### WRITTEN EXERCISE
Exclude the pictures, then copy all remaining records exactly.

### RECORD LIST
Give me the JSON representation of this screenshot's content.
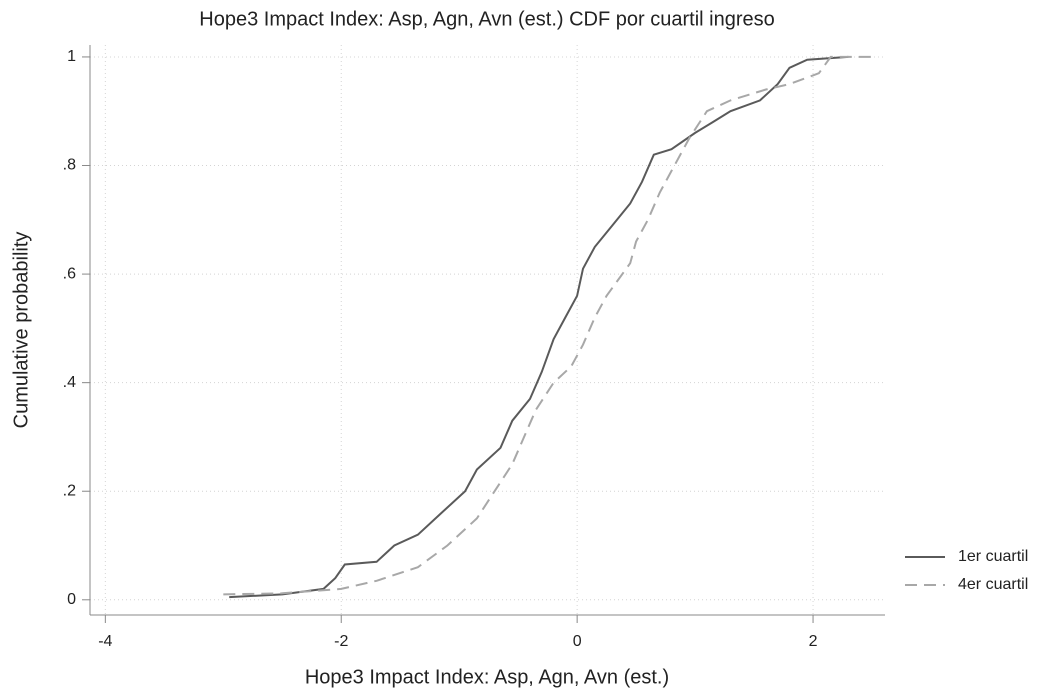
{
  "chart_data": {
    "type": "line",
    "title": "Hope3 Impact Index: Asp, Agn, Avn (est.)  CDF por cuartil ingreso",
    "x_label": "Hope3 Impact Index: Asp, Agn, Avn (est.)",
    "y_label": "Cumulative probability",
    "xlim": [
      -4.13,
      2.61
    ],
    "ylim": [
      -0.028,
      1.022
    ],
    "xticks": [
      -4,
      -2,
      0,
      2
    ],
    "yticks": [
      0,
      {
        "value": 0.2,
        "label": ".2"
      },
      {
        "value": 0.4,
        "label": ".4"
      },
      {
        "value": 0.6,
        "label": ".6"
      },
      {
        "value": 0.8,
        "label": ".8"
      },
      1
    ],
    "grid": true,
    "legend_position": "right",
    "series": [
      {
        "name": "1er cuartil",
        "color": "#5a5a5a",
        "dash": "solid",
        "x": [
          -2.95,
          -2.5,
          -2.15,
          -2.05,
          -1.97,
          -1.7,
          -1.55,
          -1.35,
          -1.15,
          -0.95,
          -0.85,
          -0.65,
          -0.55,
          -0.4,
          -0.3,
          -0.2,
          -0.1,
          0,
          0.05,
          0.15,
          0.3,
          0.45,
          0.55,
          0.65,
          0.8,
          1.0,
          1.15,
          1.3,
          1.55,
          1.7,
          1.8,
          1.95,
          2.3
        ],
        "values": [
          0.005,
          0.01,
          0.02,
          0.04,
          0.065,
          0.07,
          0.1,
          0.12,
          0.16,
          0.2,
          0.24,
          0.28,
          0.33,
          0.37,
          0.42,
          0.48,
          0.52,
          0.56,
          0.61,
          0.65,
          0.69,
          0.73,
          0.77,
          0.82,
          0.83,
          0.86,
          0.88,
          0.9,
          0.92,
          0.95,
          0.98,
          0.995,
          1
        ]
      },
      {
        "name": "4er cuartil",
        "color": "#a8a8a8",
        "dash": "dashed",
        "x": [
          -3.0,
          -2.5,
          -2.0,
          -1.7,
          -1.35,
          -1.1,
          -0.85,
          -0.7,
          -0.55,
          -0.45,
          -0.35,
          -0.2,
          -0.05,
          0.05,
          0.15,
          0.25,
          0.35,
          0.45,
          0.5,
          0.6,
          0.7,
          0.8,
          0.95,
          1.1,
          1.3,
          1.6,
          1.8,
          2.05,
          2.15,
          2.5
        ],
        "values": [
          0.01,
          0.012,
          0.02,
          0.035,
          0.06,
          0.1,
          0.15,
          0.2,
          0.25,
          0.3,
          0.35,
          0.4,
          0.43,
          0.47,
          0.52,
          0.56,
          0.59,
          0.62,
          0.66,
          0.7,
          0.75,
          0.79,
          0.85,
          0.9,
          0.92,
          0.94,
          0.95,
          0.97,
          1,
          1
        ]
      }
    ]
  }
}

### FULL ANSWER
Give me the JSON representation of this screenshot's content.
{
  "chart_data": {
    "type": "line",
    "title": "Hope3 Impact Index: Asp, Agn, Avn (est.)  CDF por cuartil ingreso",
    "x_label": "Hope3 Impact Index: Asp, Agn, Avn (est.)",
    "y_label": "Cumulative probability",
    "xlim": [
      -4.13,
      2.61
    ],
    "ylim": [
      -0.028,
      1.022
    ],
    "xticks": [
      -4,
      -2,
      0,
      2
    ],
    "yticks": [
      0,
      {
        "value": 0.2,
        "label": ".2"
      },
      {
        "value": 0.4,
        "label": ".4"
      },
      {
        "value": 0.6,
        "label": ".6"
      },
      {
        "value": 0.8,
        "label": ".8"
      },
      1
    ],
    "grid": true,
    "legend_position": "right",
    "series": [
      {
        "name": "1er cuartil",
        "color": "#5a5a5a",
        "dash": "solid",
        "x": [
          -2.95,
          -2.5,
          -2.15,
          -2.05,
          -1.97,
          -1.7,
          -1.55,
          -1.35,
          -1.15,
          -0.95,
          -0.85,
          -0.65,
          -0.55,
          -0.4,
          -0.3,
          -0.2,
          -0.1,
          0,
          0.05,
          0.15,
          0.3,
          0.45,
          0.55,
          0.65,
          0.8,
          1.0,
          1.15,
          1.3,
          1.55,
          1.7,
          1.8,
          1.95,
          2.3
        ],
        "values": [
          0.005,
          0.01,
          0.02,
          0.04,
          0.065,
          0.07,
          0.1,
          0.12,
          0.16,
          0.2,
          0.24,
          0.28,
          0.33,
          0.37,
          0.42,
          0.48,
          0.52,
          0.56,
          0.61,
          0.65,
          0.69,
          0.73,
          0.77,
          0.82,
          0.83,
          0.86,
          0.88,
          0.9,
          0.92,
          0.95,
          0.98,
          0.995,
          1
        ]
      },
      {
        "name": "4er cuartil",
        "color": "#a8a8a8",
        "dash": "dashed",
        "x": [
          -3.0,
          -2.5,
          -2.0,
          -1.7,
          -1.35,
          -1.1,
          -0.85,
          -0.7,
          -0.55,
          -0.45,
          -0.35,
          -0.2,
          -0.05,
          0.05,
          0.15,
          0.25,
          0.35,
          0.45,
          0.5,
          0.6,
          0.7,
          0.8,
          0.95,
          1.1,
          1.3,
          1.6,
          1.8,
          2.05,
          2.15,
          2.5
        ],
        "values": [
          0.01,
          0.012,
          0.02,
          0.035,
          0.06,
          0.1,
          0.15,
          0.2,
          0.25,
          0.3,
          0.35,
          0.4,
          0.43,
          0.47,
          0.52,
          0.56,
          0.59,
          0.62,
          0.66,
          0.7,
          0.75,
          0.79,
          0.85,
          0.9,
          0.92,
          0.94,
          0.95,
          0.97,
          1,
          1
        ]
      }
    ]
  }
}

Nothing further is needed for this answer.